Reproduce the listing below exactly, minus its pictures.

◇ ◇ ◇ ◇ ◇

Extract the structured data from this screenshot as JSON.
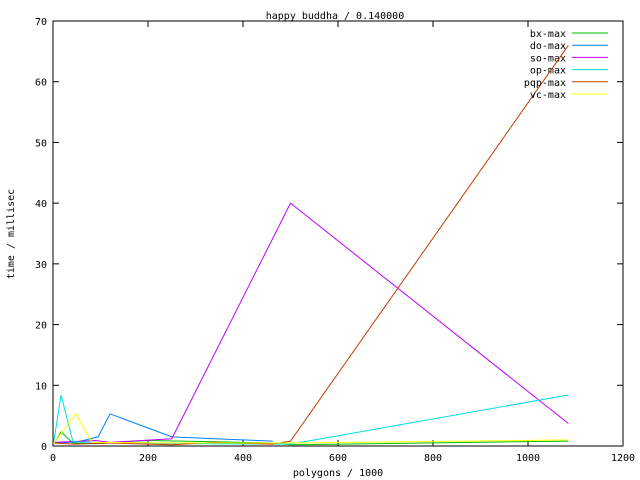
{
  "chart_data": {
    "type": "line",
    "title": "happy buddha / 0.140000",
    "xlabel": "polygons / 1000",
    "ylabel": "time / millisec",
    "xlim": [
      0,
      1200
    ],
    "ylim": [
      0,
      70
    ],
    "xticks": [
      0,
      200,
      400,
      600,
      800,
      1000,
      1200
    ],
    "yticks": [
      0,
      10,
      20,
      30,
      40,
      50,
      60,
      70
    ],
    "grid": false,
    "legend": "top-right",
    "series": [
      {
        "name": "bx-max",
        "color": "#00c000",
        "x": [
          1,
          17,
          42,
          90,
          200,
          340,
          460,
          500,
          1085
        ],
        "y": [
          0.3,
          2.3,
          0.5,
          0.4,
          0.9,
          0.7,
          0.5,
          0.2,
          0.8
        ]
      },
      {
        "name": "do-max",
        "color": "#0080ff",
        "x": [
          1,
          50,
          95,
          120,
          250,
          340,
          463
        ],
        "y": [
          0.5,
          0.65,
          1.5,
          5.3,
          1.5,
          1.2,
          0.8
        ]
      },
      {
        "name": "so-max",
        "color": "#c000ff",
        "x": [
          1,
          90,
          120,
          250,
          500,
          1085
        ],
        "y": [
          0.6,
          0.9,
          0.6,
          1.2,
          40,
          3.7
        ]
      },
      {
        "name": "op-max",
        "color": "#00e0e0",
        "x": [
          1,
          17,
          42,
          90,
          250,
          500,
          1085
        ],
        "y": [
          0.4,
          8.4,
          0.7,
          0.6,
          0.4,
          0.3,
          8.4
        ]
      },
      {
        "name": "pqp-max",
        "color": "#c04000",
        "x": [
          1,
          45,
          120,
          250,
          340,
          460,
          500,
          1085
        ],
        "y": [
          0.5,
          0.3,
          0.5,
          0.2,
          0.6,
          0.3,
          0.8,
          66
        ]
      },
      {
        "name": "vc-max",
        "color": "#ffff00",
        "x": [
          1,
          48,
          82,
          250,
          500,
          1085
        ],
        "y": [
          0.4,
          5.3,
          0.6,
          0.5,
          0.5,
          1.0
        ]
      }
    ]
  }
}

◇ ◇ ◇ ◇ ◇

• [Response to the exercise]
Extract the structured data from this screenshot as JSON.
{
  "chart_data": {
    "type": "line",
    "title": "happy buddha / 0.140000",
    "xlabel": "polygons / 1000",
    "ylabel": "time / millisec",
    "xlim": [
      0,
      1200
    ],
    "ylim": [
      0,
      70
    ],
    "xticks": [
      0,
      200,
      400,
      600,
      800,
      1000,
      1200
    ],
    "yticks": [
      0,
      10,
      20,
      30,
      40,
      50,
      60,
      70
    ],
    "grid": false,
    "legend": "top-right",
    "series": [
      {
        "name": "bx-max",
        "color": "#00c000",
        "x": [
          1,
          17,
          42,
          90,
          200,
          340,
          460,
          500,
          1085
        ],
        "y": [
          0.3,
          2.3,
          0.5,
          0.4,
          0.9,
          0.7,
          0.5,
          0.2,
          0.8
        ]
      },
      {
        "name": "do-max",
        "color": "#0080ff",
        "x": [
          1,
          50,
          95,
          120,
          250,
          340,
          463
        ],
        "y": [
          0.5,
          0.65,
          1.5,
          5.3,
          1.5,
          1.2,
          0.8
        ]
      },
      {
        "name": "so-max",
        "color": "#c000ff",
        "x": [
          1,
          90,
          120,
          250,
          500,
          1085
        ],
        "y": [
          0.6,
          0.9,
          0.6,
          1.2,
          40,
          3.7
        ]
      },
      {
        "name": "op-max",
        "color": "#00e0e0",
        "x": [
          1,
          17,
          42,
          90,
          250,
          500,
          1085
        ],
        "y": [
          0.4,
          8.4,
          0.7,
          0.6,
          0.4,
          0.3,
          8.4
        ]
      },
      {
        "name": "pqp-max",
        "color": "#c04000",
        "x": [
          1,
          45,
          120,
          250,
          340,
          460,
          500,
          1085
        ],
        "y": [
          0.5,
          0.3,
          0.5,
          0.2,
          0.6,
          0.3,
          0.8,
          66
        ]
      },
      {
        "name": "vc-max",
        "color": "#ffff00",
        "x": [
          1,
          48,
          82,
          250,
          500,
          1085
        ],
        "y": [
          0.4,
          5.3,
          0.6,
          0.5,
          0.5,
          1.0
        ]
      }
    ]
  }
}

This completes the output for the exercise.